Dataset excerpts
....................

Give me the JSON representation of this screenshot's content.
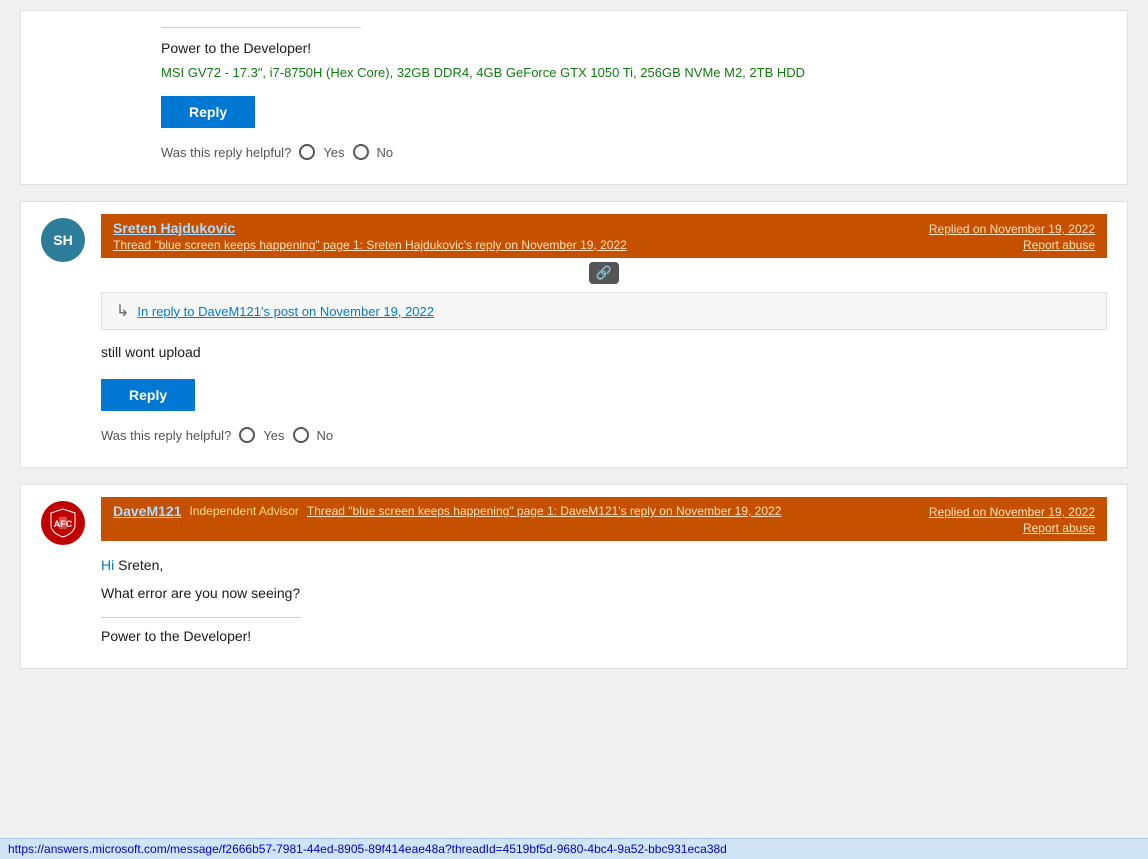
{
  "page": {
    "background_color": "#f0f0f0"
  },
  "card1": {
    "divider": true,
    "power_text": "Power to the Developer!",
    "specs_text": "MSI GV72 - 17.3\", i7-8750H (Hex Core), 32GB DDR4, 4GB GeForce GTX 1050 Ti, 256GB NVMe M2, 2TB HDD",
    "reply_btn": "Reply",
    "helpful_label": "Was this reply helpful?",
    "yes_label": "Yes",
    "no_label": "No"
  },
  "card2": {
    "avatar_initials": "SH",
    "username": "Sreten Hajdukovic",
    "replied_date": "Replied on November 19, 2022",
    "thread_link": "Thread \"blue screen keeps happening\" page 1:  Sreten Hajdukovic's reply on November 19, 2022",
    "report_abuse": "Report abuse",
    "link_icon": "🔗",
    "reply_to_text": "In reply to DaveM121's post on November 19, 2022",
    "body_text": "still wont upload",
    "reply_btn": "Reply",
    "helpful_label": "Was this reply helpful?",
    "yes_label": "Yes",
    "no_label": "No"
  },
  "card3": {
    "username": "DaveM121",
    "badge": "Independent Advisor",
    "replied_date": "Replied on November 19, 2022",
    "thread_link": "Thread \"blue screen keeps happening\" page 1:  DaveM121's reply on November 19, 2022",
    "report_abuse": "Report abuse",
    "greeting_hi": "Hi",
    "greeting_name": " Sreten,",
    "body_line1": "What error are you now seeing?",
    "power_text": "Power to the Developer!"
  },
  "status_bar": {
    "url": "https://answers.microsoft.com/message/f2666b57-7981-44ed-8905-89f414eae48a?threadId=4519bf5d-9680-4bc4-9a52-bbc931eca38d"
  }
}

....................

Return all of the entries exactly as written, but drop any pictures they hold.

Give me the JSON representation of this screenshot's content.
{
  "page": {
    "background_color": "#f0f0f0"
  },
  "card1": {
    "divider": true,
    "power_text": "Power to the Developer!",
    "specs_text": "MSI GV72 - 17.3\", i7-8750H (Hex Core), 32GB DDR4, 4GB GeForce GTX 1050 Ti, 256GB NVMe M2, 2TB HDD",
    "reply_btn": "Reply",
    "helpful_label": "Was this reply helpful?",
    "yes_label": "Yes",
    "no_label": "No"
  },
  "card2": {
    "avatar_initials": "SH",
    "username": "Sreten Hajdukovic",
    "replied_date": "Replied on November 19, 2022",
    "thread_link": "Thread \"blue screen keeps happening\" page 1:  Sreten Hajdukovic's reply on November 19, 2022",
    "report_abuse": "Report abuse",
    "link_icon": "🔗",
    "reply_to_text": "In reply to DaveM121's post on November 19, 2022",
    "body_text": "still wont upload",
    "reply_btn": "Reply",
    "helpful_label": "Was this reply helpful?",
    "yes_label": "Yes",
    "no_label": "No"
  },
  "card3": {
    "username": "DaveM121",
    "badge": "Independent Advisor",
    "replied_date": "Replied on November 19, 2022",
    "thread_link": "Thread \"blue screen keeps happening\" page 1:  DaveM121's reply on November 19, 2022",
    "report_abuse": "Report abuse",
    "greeting_hi": "Hi",
    "greeting_name": " Sreten,",
    "body_line1": "What error are you now seeing?",
    "power_text": "Power to the Developer!"
  },
  "status_bar": {
    "url": "https://answers.microsoft.com/message/f2666b57-7981-44ed-8905-89f414eae48a?threadId=4519bf5d-9680-4bc4-9a52-bbc931eca38d"
  }
}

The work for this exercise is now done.